== SHORT TASK ==
Go through the entries below and print each one exactly, leaving out pictures.

Stored data
#####
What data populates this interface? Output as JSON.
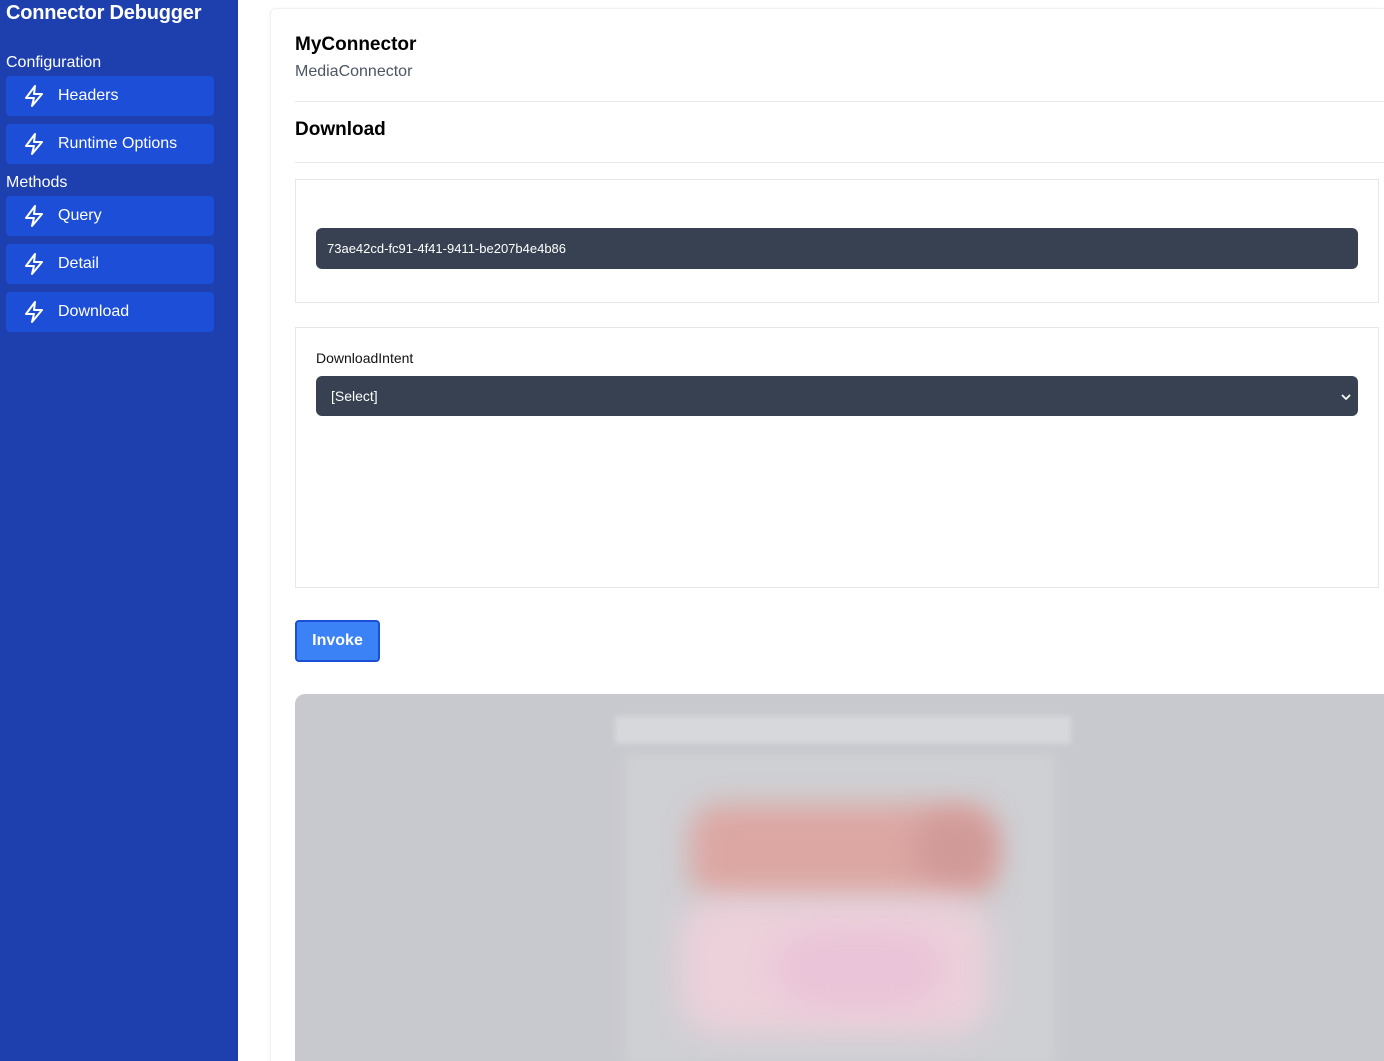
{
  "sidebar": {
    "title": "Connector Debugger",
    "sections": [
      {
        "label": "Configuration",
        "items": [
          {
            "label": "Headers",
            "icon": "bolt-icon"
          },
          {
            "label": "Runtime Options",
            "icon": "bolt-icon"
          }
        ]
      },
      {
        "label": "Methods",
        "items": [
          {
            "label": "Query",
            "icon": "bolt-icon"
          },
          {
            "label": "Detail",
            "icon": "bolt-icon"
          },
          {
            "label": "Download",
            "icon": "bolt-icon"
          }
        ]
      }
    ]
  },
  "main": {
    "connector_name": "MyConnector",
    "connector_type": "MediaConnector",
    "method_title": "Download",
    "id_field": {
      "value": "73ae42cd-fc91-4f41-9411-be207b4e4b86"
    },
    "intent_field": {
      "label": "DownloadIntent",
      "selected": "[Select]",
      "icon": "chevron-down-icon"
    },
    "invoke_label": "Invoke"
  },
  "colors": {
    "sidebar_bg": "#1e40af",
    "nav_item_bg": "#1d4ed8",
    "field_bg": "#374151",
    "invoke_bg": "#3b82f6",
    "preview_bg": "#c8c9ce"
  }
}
#####
== WRITTEN SOLUTION ==
What data populates this interface? Output as JSON.
{
  "sidebar": {
    "title": "Connector Debugger",
    "sections": [
      {
        "label": "Configuration",
        "items": [
          {
            "label": "Headers",
            "icon": "bolt-icon"
          },
          {
            "label": "Runtime Options",
            "icon": "bolt-icon"
          }
        ]
      },
      {
        "label": "Methods",
        "items": [
          {
            "label": "Query",
            "icon": "bolt-icon"
          },
          {
            "label": "Detail",
            "icon": "bolt-icon"
          },
          {
            "label": "Download",
            "icon": "bolt-icon"
          }
        ]
      }
    ]
  },
  "main": {
    "connector_name": "MyConnector",
    "connector_type": "MediaConnector",
    "method_title": "Download",
    "id_field": {
      "value": "73ae42cd-fc91-4f41-9411-be207b4e4b86"
    },
    "intent_field": {
      "label": "DownloadIntent",
      "selected": "[Select]",
      "icon": "chevron-down-icon"
    },
    "invoke_label": "Invoke"
  },
  "colors": {
    "sidebar_bg": "#1e40af",
    "nav_item_bg": "#1d4ed8",
    "field_bg": "#374151",
    "invoke_bg": "#3b82f6",
    "preview_bg": "#c8c9ce"
  }
}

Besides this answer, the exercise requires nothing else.